Records from a data source
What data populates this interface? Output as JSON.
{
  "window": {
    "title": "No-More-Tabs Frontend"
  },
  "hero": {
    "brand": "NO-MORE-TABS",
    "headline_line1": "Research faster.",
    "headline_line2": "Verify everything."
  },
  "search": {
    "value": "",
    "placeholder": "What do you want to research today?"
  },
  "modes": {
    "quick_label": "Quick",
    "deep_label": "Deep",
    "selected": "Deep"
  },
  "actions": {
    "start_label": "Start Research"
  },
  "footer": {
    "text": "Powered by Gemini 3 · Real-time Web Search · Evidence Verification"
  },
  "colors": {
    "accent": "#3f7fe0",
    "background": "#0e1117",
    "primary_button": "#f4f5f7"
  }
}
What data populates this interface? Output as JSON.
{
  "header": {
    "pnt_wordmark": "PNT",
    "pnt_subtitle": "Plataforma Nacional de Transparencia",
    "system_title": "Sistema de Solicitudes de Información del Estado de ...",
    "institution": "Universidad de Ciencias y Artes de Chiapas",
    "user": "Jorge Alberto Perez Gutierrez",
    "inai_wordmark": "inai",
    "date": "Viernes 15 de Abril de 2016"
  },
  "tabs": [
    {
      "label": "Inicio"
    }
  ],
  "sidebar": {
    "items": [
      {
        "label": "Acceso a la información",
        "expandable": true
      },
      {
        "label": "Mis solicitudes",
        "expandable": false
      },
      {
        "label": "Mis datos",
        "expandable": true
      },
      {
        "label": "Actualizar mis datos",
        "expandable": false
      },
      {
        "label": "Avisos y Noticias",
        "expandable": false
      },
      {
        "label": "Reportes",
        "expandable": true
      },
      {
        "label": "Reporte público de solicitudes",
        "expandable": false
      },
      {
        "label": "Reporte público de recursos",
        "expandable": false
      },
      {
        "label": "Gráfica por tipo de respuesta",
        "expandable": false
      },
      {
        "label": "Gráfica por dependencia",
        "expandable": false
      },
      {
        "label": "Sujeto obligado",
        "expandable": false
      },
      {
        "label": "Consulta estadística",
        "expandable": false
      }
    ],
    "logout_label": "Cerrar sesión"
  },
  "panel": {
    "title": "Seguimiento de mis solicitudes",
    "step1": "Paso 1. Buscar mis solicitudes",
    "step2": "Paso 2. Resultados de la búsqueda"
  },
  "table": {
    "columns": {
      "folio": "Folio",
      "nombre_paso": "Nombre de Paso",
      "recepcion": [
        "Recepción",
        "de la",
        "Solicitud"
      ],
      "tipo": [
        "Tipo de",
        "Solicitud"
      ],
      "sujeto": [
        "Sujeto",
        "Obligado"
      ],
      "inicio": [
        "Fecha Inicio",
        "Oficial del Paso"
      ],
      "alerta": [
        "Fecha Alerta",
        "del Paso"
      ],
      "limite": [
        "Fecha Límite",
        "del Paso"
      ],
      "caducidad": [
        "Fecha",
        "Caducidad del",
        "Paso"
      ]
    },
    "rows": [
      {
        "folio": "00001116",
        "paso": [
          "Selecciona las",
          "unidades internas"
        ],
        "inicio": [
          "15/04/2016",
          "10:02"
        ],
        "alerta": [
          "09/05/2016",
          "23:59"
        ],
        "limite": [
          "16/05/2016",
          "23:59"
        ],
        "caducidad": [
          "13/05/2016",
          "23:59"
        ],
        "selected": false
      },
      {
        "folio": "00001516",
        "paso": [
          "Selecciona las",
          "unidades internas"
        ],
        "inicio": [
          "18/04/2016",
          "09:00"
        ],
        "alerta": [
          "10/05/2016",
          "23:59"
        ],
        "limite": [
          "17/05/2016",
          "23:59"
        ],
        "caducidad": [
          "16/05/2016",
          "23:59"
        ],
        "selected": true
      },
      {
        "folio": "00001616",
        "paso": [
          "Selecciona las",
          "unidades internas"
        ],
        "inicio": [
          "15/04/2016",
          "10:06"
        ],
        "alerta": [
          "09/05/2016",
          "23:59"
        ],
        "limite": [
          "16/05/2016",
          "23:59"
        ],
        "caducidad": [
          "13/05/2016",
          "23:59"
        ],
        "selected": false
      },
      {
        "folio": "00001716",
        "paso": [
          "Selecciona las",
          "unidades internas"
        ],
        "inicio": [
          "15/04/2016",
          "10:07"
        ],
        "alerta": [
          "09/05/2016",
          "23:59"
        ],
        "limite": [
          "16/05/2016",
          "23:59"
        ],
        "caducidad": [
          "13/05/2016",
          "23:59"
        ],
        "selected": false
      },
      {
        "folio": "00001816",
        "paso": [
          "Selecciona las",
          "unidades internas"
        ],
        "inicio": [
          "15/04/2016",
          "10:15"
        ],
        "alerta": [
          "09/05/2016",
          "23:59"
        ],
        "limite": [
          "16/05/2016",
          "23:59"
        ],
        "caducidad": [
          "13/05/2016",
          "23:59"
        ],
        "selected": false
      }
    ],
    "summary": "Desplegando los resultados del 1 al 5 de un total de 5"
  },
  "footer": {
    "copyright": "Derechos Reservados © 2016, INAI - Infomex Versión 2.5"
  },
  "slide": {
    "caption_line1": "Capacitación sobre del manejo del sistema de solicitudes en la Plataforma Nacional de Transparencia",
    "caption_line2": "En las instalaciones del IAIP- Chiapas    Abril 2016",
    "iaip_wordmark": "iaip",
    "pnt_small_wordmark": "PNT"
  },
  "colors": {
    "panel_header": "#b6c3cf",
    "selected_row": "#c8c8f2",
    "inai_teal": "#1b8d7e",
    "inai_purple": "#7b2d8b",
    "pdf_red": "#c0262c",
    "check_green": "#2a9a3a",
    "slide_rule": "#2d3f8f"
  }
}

• Directions for this task:
Can you reproduce all the material exactly?

• Result for this exercise:
What data populates this interface? Output as JSON.
{
  "window": {
    "title": "No-More-Tabs Frontend"
  },
  "hero": {
    "brand": "NO-MORE-TABS",
    "headline_line1": "Research faster.",
    "headline_line2": "Verify everything."
  },
  "search": {
    "value": "",
    "placeholder": "What do you want to research today?"
  },
  "modes": {
    "quick_label": "Quick",
    "deep_label": "Deep",
    "selected": "Deep"
  },
  "actions": {
    "start_label": "Start Research"
  },
  "footer": {
    "text": "Powered by Gemini 3 · Real-time Web Search · Evidence Verification"
  },
  "colors": {
    "accent": "#3f7fe0",
    "background": "#0e1117",
    "primary_button": "#f4f5f7"
  }
}
What data populates this interface? Output as JSON.
{
  "header": {
    "pnt_wordmark": "PNT",
    "pnt_subtitle": "Plataforma Nacional de Transparencia",
    "system_title": "Sistema de Solicitudes de Información del Estado de ...",
    "institution": "Universidad de Ciencias y Artes de Chiapas",
    "user": "Jorge Alberto Perez Gutierrez",
    "inai_wordmark": "inai",
    "date": "Viernes 15 de Abril de 2016"
  },
  "tabs": [
    {
      "label": "Inicio"
    }
  ],
  "sidebar": {
    "items": [
      {
        "label": "Acceso a la información",
        "expandable": true
      },
      {
        "label": "Mis solicitudes",
        "expandable": false
      },
      {
        "label": "Mis datos",
        "expandable": true
      },
      {
        "label": "Actualizar mis datos",
        "expandable": false
      },
      {
        "label": "Avisos y Noticias",
        "expandable": false
      },
      {
        "label": "Reportes",
        "expandable": true
      },
      {
        "label": "Reporte público de solicitudes",
        "expandable": false
      },
      {
        "label": "Reporte público de recursos",
        "expandable": false
      },
      {
        "label": "Gráfica por tipo de respuesta",
        "expandable": false
      },
      {
        "label": "Gráfica por dependencia",
        "expandable": false
      },
      {
        "label": "Sujeto obligado",
        "expandable": false
      },
      {
        "label": "Consulta estadística",
        "expandable": false
      }
    ],
    "logout_label": "Cerrar sesión"
  },
  "panel": {
    "title": "Seguimiento de mis solicitudes",
    "step1": "Paso 1. Buscar mis solicitudes",
    "step2": "Paso 2. Resultados de la búsqueda"
  },
  "table": {
    "columns": {
      "folio": "Folio",
      "nombre_paso": "Nombre de Paso",
      "recepcion": [
        "Recepción",
        "de la",
        "Solicitud"
      ],
      "tipo": [
        "Tipo de",
        "Solicitud"
      ],
      "sujeto": [
        "Sujeto",
        "Obligado"
      ],
      "inicio": [
        "Fecha Inicio",
        "Oficial del Paso"
      ],
      "alerta": [
        "Fecha Alerta",
        "del Paso"
      ],
      "limite": [
        "Fecha Límite",
        "del Paso"
      ],
      "caducidad": [
        "Fecha",
        "Caducidad del",
        "Paso"
      ]
    },
    "rows": [
      {
        "folio": "00001116",
        "paso": [
          "Selecciona las",
          "unidades internas"
        ],
        "inicio": [
          "15/04/2016",
          "10:02"
        ],
        "alerta": [
          "09/05/2016",
          "23:59"
        ],
        "limite": [
          "16/05/2016",
          "23:59"
        ],
        "caducidad": [
          "13/05/2016",
          "23:59"
        ],
        "selected": false
      },
      {
        "folio": "00001516",
        "paso": [
          "Selecciona las",
          "unidades internas"
        ],
        "inicio": [
          "18/04/2016",
          "09:00"
        ],
        "alerta": [
          "10/05/2016",
          "23:59"
        ],
        "limite": [
          "17/05/2016",
          "23:59"
        ],
        "caducidad": [
          "16/05/2016",
          "23:59"
        ],
        "selected": true
      },
      {
        "folio": "00001616",
        "paso": [
          "Selecciona las",
          "unidades internas"
        ],
        "inicio": [
          "15/04/2016",
          "10:06"
        ],
        "alerta": [
          "09/05/2016",
          "23:59"
        ],
        "limite": [
          "16/05/2016",
          "23:59"
        ],
        "caducidad": [
          "13/05/2016",
          "23:59"
        ],
        "selected": false
      },
      {
        "folio": "00001716",
        "paso": [
          "Selecciona las",
          "unidades internas"
        ],
        "inicio": [
          "15/04/2016",
          "10:07"
        ],
        "alerta": [
          "09/05/2016",
          "23:59"
        ],
        "limite": [
          "16/05/2016",
          "23:59"
        ],
        "caducidad": [
          "13/05/2016",
          "23:59"
        ],
        "selected": false
      },
      {
        "folio": "00001816",
        "paso": [
          "Selecciona las",
          "unidades internas"
        ],
        "inicio": [
          "15/04/2016",
          "10:15"
        ],
        "alerta": [
          "09/05/2016",
          "23:59"
        ],
        "limite": [
          "16/05/2016",
          "23:59"
        ],
        "caducidad": [
          "13/05/2016",
          "23:59"
        ],
        "selected": false
      }
    ],
    "summary": "Desplegando los resultados del 1 al 5 de un total de 5"
  },
  "footer": {
    "copyright": "Derechos Reservados © 2016, INAI - Infomex Versión 2.5"
  },
  "slide": {
    "caption_line1": "Capacitación sobre del manejo del sistema de solicitudes en la Plataforma Nacional de Transparencia",
    "caption_line2": "En las instalaciones del IAIP- Chiapas    Abril 2016",
    "iaip_wordmark": "iaip",
    "pnt_small_wordmark": "PNT"
  },
  "colors": {
    "panel_header": "#b6c3cf",
    "selected_row": "#c8c8f2",
    "inai_teal": "#1b8d7e",
    "inai_purple": "#7b2d8b",
    "pdf_red": "#c0262c",
    "check_green": "#2a9a3a",
    "slide_rule": "#2d3f8f"
  }
}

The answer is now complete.